_Work to be completed_
Each entry needs to be restated exactly as written.

=-=-=

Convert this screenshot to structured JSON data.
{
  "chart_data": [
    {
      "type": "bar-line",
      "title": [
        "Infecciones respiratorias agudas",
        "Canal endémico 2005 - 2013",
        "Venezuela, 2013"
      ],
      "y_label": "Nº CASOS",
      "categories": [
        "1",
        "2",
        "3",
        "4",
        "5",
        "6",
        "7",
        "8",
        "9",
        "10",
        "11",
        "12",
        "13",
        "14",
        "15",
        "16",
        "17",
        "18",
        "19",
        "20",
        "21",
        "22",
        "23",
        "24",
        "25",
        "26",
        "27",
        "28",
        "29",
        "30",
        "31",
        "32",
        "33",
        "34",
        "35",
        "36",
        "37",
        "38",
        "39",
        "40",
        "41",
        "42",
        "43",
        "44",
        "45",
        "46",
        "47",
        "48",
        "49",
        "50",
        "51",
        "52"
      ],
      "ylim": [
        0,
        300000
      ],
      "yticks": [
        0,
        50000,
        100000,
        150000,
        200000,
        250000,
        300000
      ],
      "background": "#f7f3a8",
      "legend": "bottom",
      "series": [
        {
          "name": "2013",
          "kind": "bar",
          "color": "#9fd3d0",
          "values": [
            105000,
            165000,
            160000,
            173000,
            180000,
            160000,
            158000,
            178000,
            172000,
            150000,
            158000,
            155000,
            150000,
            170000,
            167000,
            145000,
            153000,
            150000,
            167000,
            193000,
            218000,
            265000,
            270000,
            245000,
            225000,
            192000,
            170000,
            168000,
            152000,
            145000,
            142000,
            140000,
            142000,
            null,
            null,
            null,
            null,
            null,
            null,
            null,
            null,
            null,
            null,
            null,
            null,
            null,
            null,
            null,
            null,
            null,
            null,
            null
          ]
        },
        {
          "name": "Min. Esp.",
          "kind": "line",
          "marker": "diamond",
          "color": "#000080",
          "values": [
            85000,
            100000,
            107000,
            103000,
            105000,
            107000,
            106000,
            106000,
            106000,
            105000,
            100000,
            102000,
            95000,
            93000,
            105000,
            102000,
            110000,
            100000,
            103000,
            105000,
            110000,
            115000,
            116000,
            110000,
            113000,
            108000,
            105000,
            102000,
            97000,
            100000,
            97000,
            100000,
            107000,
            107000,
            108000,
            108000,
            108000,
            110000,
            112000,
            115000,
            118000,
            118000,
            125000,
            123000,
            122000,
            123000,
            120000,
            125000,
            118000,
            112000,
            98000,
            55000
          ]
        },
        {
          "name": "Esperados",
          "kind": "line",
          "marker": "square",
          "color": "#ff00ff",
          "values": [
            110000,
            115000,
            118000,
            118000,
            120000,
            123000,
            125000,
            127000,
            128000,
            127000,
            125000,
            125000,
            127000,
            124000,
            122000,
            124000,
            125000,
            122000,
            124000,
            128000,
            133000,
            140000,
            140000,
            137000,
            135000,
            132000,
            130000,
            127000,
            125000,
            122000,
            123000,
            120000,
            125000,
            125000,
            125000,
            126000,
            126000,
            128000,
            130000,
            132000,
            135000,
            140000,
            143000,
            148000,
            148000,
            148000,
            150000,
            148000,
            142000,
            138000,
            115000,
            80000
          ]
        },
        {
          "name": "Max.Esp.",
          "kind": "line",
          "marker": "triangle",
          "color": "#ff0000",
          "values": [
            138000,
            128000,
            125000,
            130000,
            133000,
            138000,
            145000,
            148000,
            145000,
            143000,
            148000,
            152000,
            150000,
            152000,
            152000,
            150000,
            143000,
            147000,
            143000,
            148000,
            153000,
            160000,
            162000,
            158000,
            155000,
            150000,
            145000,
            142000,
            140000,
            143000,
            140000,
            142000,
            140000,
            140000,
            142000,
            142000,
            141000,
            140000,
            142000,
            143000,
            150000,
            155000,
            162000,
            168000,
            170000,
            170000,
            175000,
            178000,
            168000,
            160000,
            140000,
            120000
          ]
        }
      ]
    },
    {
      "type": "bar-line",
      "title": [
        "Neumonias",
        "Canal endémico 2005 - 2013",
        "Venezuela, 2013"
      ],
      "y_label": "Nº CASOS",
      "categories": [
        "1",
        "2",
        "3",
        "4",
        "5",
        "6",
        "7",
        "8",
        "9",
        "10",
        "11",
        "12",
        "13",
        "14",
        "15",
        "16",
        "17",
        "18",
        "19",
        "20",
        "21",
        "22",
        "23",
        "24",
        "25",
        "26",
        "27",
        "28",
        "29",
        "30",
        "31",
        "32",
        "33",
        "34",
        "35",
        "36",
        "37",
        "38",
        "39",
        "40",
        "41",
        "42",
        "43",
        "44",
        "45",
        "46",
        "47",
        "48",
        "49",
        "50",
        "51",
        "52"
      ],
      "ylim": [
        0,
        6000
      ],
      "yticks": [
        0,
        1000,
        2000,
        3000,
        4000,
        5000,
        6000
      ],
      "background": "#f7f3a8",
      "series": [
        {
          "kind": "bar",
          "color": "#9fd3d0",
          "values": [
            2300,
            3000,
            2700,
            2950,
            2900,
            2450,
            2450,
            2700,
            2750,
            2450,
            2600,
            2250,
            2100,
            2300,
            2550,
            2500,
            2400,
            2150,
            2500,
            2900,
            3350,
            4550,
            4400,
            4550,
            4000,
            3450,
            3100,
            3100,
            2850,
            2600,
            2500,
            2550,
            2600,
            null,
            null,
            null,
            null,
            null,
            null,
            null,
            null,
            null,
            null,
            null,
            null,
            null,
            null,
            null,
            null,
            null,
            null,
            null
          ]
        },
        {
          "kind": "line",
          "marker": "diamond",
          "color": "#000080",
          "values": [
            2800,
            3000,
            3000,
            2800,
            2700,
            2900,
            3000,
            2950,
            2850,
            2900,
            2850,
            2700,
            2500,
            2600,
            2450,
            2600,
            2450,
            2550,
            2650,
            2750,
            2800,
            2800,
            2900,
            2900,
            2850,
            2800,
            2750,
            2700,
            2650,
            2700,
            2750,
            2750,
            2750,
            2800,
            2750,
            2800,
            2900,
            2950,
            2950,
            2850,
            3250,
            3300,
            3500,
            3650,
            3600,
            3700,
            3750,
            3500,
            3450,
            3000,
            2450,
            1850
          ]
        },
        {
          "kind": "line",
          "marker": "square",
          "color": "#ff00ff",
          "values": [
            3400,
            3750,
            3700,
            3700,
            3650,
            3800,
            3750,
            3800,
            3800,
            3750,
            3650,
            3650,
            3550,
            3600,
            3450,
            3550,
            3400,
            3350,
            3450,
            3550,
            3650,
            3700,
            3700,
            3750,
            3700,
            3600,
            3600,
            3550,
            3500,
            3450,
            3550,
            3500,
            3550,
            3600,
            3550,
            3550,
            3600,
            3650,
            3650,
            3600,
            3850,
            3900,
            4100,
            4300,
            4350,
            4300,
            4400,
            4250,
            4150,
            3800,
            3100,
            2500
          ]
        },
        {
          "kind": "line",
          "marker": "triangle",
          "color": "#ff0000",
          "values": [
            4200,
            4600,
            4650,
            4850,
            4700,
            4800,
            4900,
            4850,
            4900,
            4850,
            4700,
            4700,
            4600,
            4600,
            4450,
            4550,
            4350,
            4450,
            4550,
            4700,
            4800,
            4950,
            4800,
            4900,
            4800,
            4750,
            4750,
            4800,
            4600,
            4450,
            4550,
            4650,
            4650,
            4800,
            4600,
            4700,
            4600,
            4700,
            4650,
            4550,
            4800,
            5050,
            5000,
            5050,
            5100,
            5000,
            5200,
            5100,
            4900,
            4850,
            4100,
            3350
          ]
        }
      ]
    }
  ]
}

=-=-=

_Exercise solution_
Convert this screenshot to structured JSON data.
{
  "chart_data": [
    {
      "type": "bar-line",
      "title": [
        "Infecciones respiratorias agudas",
        "Canal endémico 2005 - 2013",
        "Venezuela, 2013"
      ],
      "y_label": "Nº CASOS",
      "categories": [
        "1",
        "2",
        "3",
        "4",
        "5",
        "6",
        "7",
        "8",
        "9",
        "10",
        "11",
        "12",
        "13",
        "14",
        "15",
        "16",
        "17",
        "18",
        "19",
        "20",
        "21",
        "22",
        "23",
        "24",
        "25",
        "26",
        "27",
        "28",
        "29",
        "30",
        "31",
        "32",
        "33",
        "34",
        "35",
        "36",
        "37",
        "38",
        "39",
        "40",
        "41",
        "42",
        "43",
        "44",
        "45",
        "46",
        "47",
        "48",
        "49",
        "50",
        "51",
        "52"
      ],
      "ylim": [
        0,
        300000
      ],
      "yticks": [
        0,
        50000,
        100000,
        150000,
        200000,
        250000,
        300000
      ],
      "background": "#f7f3a8",
      "legend": "bottom",
      "series": [
        {
          "name": "2013",
          "kind": "bar",
          "color": "#9fd3d0",
          "values": [
            105000,
            165000,
            160000,
            173000,
            180000,
            160000,
            158000,
            178000,
            172000,
            150000,
            158000,
            155000,
            150000,
            170000,
            167000,
            145000,
            153000,
            150000,
            167000,
            193000,
            218000,
            265000,
            270000,
            245000,
            225000,
            192000,
            170000,
            168000,
            152000,
            145000,
            142000,
            140000,
            142000,
            null,
            null,
            null,
            null,
            null,
            null,
            null,
            null,
            null,
            null,
            null,
            null,
            null,
            null,
            null,
            null,
            null,
            null,
            null
          ]
        },
        {
          "name": "Min. Esp.",
          "kind": "line",
          "marker": "diamond",
          "color": "#000080",
          "values": [
            85000,
            100000,
            107000,
            103000,
            105000,
            107000,
            106000,
            106000,
            106000,
            105000,
            100000,
            102000,
            95000,
            93000,
            105000,
            102000,
            110000,
            100000,
            103000,
            105000,
            110000,
            115000,
            116000,
            110000,
            113000,
            108000,
            105000,
            102000,
            97000,
            100000,
            97000,
            100000,
            107000,
            107000,
            108000,
            108000,
            108000,
            110000,
            112000,
            115000,
            118000,
            118000,
            125000,
            123000,
            122000,
            123000,
            120000,
            125000,
            118000,
            112000,
            98000,
            55000
          ]
        },
        {
          "name": "Esperados",
          "kind": "line",
          "marker": "square",
          "color": "#ff00ff",
          "values": [
            110000,
            115000,
            118000,
            118000,
            120000,
            123000,
            125000,
            127000,
            128000,
            127000,
            125000,
            125000,
            127000,
            124000,
            122000,
            124000,
            125000,
            122000,
            124000,
            128000,
            133000,
            140000,
            140000,
            137000,
            135000,
            132000,
            130000,
            127000,
            125000,
            122000,
            123000,
            120000,
            125000,
            125000,
            125000,
            126000,
            126000,
            128000,
            130000,
            132000,
            135000,
            140000,
            143000,
            148000,
            148000,
            148000,
            150000,
            148000,
            142000,
            138000,
            115000,
            80000
          ]
        },
        {
          "name": "Max.Esp.",
          "kind": "line",
          "marker": "triangle",
          "color": "#ff0000",
          "values": [
            138000,
            128000,
            125000,
            130000,
            133000,
            138000,
            145000,
            148000,
            145000,
            143000,
            148000,
            152000,
            150000,
            152000,
            152000,
            150000,
            143000,
            147000,
            143000,
            148000,
            153000,
            160000,
            162000,
            158000,
            155000,
            150000,
            145000,
            142000,
            140000,
            143000,
            140000,
            142000,
            140000,
            140000,
            142000,
            142000,
            141000,
            140000,
            142000,
            143000,
            150000,
            155000,
            162000,
            168000,
            170000,
            170000,
            175000,
            178000,
            168000,
            160000,
            140000,
            120000
          ]
        }
      ]
    },
    {
      "type": "bar-line",
      "title": [
        "Neumonias",
        "Canal endémico 2005 - 2013",
        "Venezuela, 2013"
      ],
      "y_label": "Nº CASOS",
      "categories": [
        "1",
        "2",
        "3",
        "4",
        "5",
        "6",
        "7",
        "8",
        "9",
        "10",
        "11",
        "12",
        "13",
        "14",
        "15",
        "16",
        "17",
        "18",
        "19",
        "20",
        "21",
        "22",
        "23",
        "24",
        "25",
        "26",
        "27",
        "28",
        "29",
        "30",
        "31",
        "32",
        "33",
        "34",
        "35",
        "36",
        "37",
        "38",
        "39",
        "40",
        "41",
        "42",
        "43",
        "44",
        "45",
        "46",
        "47",
        "48",
        "49",
        "50",
        "51",
        "52"
      ],
      "ylim": [
        0,
        6000
      ],
      "yticks": [
        0,
        1000,
        2000,
        3000,
        4000,
        5000,
        6000
      ],
      "background": "#f7f3a8",
      "series": [
        {
          "kind": "bar",
          "color": "#9fd3d0",
          "values": [
            2300,
            3000,
            2700,
            2950,
            2900,
            2450,
            2450,
            2700,
            2750,
            2450,
            2600,
            2250,
            2100,
            2300,
            2550,
            2500,
            2400,
            2150,
            2500,
            2900,
            3350,
            4550,
            4400,
            4550,
            4000,
            3450,
            3100,
            3100,
            2850,
            2600,
            2500,
            2550,
            2600,
            null,
            null,
            null,
            null,
            null,
            null,
            null,
            null,
            null,
            null,
            null,
            null,
            null,
            null,
            null,
            null,
            null,
            null,
            null
          ]
        },
        {
          "kind": "line",
          "marker": "diamond",
          "color": "#000080",
          "values": [
            2800,
            3000,
            3000,
            2800,
            2700,
            2900,
            3000,
            2950,
            2850,
            2900,
            2850,
            2700,
            2500,
            2600,
            2450,
            2600,
            2450,
            2550,
            2650,
            2750,
            2800,
            2800,
            2900,
            2900,
            2850,
            2800,
            2750,
            2700,
            2650,
            2700,
            2750,
            2750,
            2750,
            2800,
            2750,
            2800,
            2900,
            2950,
            2950,
            2850,
            3250,
            3300,
            3500,
            3650,
            3600,
            3700,
            3750,
            3500,
            3450,
            3000,
            2450,
            1850
          ]
        },
        {
          "kind": "line",
          "marker": "square",
          "color": "#ff00ff",
          "values": [
            3400,
            3750,
            3700,
            3700,
            3650,
            3800,
            3750,
            3800,
            3800,
            3750,
            3650,
            3650,
            3550,
            3600,
            3450,
            3550,
            3400,
            3350,
            3450,
            3550,
            3650,
            3700,
            3700,
            3750,
            3700,
            3600,
            3600,
            3550,
            3500,
            3450,
            3550,
            3500,
            3550,
            3600,
            3550,
            3550,
            3600,
            3650,
            3650,
            3600,
            3850,
            3900,
            4100,
            4300,
            4350,
            4300,
            4400,
            4250,
            4150,
            3800,
            3100,
            2500
          ]
        },
        {
          "kind": "line",
          "marker": "triangle",
          "color": "#ff0000",
          "values": [
            4200,
            4600,
            4650,
            4850,
            4700,
            4800,
            4900,
            4850,
            4900,
            4850,
            4700,
            4700,
            4600,
            4600,
            4450,
            4550,
            4350,
            4450,
            4550,
            4700,
            4800,
            4950,
            4800,
            4900,
            4800,
            4750,
            4750,
            4800,
            4600,
            4450,
            4550,
            4650,
            4650,
            4800,
            4600,
            4700,
            4600,
            4700,
            4650,
            4550,
            4800,
            5050,
            5000,
            5050,
            5100,
            5000,
            5200,
            5100,
            4900,
            4850,
            4100,
            3350
          ]
        }
      ]
    }
  ]
}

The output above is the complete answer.